Work to complete: Each line that includes the string "this" counts once; give the total and nothing else.

Information provided:
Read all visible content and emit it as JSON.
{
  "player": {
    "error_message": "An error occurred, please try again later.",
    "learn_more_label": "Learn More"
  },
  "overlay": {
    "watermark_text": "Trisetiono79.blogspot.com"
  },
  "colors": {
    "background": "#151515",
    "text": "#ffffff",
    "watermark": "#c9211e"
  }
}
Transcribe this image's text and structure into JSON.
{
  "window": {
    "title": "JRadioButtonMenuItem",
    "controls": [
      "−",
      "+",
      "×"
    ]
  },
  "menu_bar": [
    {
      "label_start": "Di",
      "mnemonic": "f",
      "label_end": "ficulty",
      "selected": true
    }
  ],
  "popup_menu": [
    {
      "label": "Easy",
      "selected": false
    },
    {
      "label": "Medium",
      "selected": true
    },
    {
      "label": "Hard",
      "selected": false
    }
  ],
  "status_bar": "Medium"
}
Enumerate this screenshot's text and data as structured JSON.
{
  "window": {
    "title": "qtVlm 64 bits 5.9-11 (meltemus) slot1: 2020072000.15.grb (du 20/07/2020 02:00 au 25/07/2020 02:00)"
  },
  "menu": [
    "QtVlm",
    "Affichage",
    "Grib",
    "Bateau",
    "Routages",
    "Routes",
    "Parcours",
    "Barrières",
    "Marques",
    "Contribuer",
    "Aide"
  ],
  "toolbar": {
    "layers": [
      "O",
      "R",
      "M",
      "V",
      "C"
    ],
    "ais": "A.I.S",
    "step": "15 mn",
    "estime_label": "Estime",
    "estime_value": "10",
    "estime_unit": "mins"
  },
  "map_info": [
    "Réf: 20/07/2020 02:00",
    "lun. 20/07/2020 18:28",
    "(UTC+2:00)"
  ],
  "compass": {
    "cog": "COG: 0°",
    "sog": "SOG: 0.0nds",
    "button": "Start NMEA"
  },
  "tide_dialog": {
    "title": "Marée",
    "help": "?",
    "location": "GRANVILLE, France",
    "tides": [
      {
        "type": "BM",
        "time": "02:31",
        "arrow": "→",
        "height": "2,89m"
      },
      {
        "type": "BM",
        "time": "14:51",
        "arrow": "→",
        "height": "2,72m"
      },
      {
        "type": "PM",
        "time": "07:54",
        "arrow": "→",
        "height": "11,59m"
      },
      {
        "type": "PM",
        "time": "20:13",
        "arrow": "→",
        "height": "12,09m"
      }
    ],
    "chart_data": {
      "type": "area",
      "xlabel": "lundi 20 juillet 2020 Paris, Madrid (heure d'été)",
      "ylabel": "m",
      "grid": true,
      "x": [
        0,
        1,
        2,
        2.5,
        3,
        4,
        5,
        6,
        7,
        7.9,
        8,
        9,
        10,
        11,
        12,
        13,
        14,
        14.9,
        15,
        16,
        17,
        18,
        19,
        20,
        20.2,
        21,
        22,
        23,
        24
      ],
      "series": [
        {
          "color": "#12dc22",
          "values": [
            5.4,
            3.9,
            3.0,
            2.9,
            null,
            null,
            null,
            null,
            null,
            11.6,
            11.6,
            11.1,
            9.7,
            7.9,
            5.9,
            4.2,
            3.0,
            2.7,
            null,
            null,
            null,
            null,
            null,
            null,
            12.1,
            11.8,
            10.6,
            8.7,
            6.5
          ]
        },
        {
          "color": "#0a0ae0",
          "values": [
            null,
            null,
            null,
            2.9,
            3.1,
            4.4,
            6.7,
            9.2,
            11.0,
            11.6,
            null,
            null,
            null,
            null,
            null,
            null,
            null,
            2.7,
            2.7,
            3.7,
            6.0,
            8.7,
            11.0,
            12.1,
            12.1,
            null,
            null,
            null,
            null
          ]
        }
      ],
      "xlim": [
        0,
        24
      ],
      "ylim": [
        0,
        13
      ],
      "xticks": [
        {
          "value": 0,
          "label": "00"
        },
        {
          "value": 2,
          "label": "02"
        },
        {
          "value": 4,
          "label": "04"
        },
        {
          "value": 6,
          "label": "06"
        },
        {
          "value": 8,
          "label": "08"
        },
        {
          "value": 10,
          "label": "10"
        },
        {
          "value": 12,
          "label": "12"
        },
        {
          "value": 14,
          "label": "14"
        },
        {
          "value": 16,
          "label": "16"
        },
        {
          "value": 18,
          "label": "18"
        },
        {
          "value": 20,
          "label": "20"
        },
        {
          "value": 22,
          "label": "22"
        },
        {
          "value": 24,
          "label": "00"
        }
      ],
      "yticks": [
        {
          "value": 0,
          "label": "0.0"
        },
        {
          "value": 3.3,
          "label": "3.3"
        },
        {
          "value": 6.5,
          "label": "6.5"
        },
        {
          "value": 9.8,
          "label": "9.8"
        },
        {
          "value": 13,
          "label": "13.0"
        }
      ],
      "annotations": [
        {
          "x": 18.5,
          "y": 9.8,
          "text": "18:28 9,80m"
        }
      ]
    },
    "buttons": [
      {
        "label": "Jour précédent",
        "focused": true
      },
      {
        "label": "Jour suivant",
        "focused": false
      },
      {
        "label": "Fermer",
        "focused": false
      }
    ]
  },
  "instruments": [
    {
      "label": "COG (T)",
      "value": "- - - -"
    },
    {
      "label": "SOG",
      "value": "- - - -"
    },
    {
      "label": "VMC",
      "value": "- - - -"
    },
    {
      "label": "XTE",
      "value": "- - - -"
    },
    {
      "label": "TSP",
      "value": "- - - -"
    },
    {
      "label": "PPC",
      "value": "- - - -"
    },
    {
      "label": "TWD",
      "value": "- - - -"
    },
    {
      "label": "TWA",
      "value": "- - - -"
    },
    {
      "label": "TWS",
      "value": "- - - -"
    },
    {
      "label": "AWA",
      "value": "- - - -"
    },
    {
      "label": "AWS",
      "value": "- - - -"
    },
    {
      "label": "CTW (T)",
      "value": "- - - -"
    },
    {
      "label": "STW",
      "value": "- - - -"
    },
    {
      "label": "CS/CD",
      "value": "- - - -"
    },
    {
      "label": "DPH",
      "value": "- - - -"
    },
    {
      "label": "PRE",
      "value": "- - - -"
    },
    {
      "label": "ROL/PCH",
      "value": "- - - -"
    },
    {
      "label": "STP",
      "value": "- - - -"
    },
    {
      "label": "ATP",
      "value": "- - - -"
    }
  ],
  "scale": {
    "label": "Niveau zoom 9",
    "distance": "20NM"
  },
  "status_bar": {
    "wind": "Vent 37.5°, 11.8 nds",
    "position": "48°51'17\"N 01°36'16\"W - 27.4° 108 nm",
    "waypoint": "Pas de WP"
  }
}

Output: 2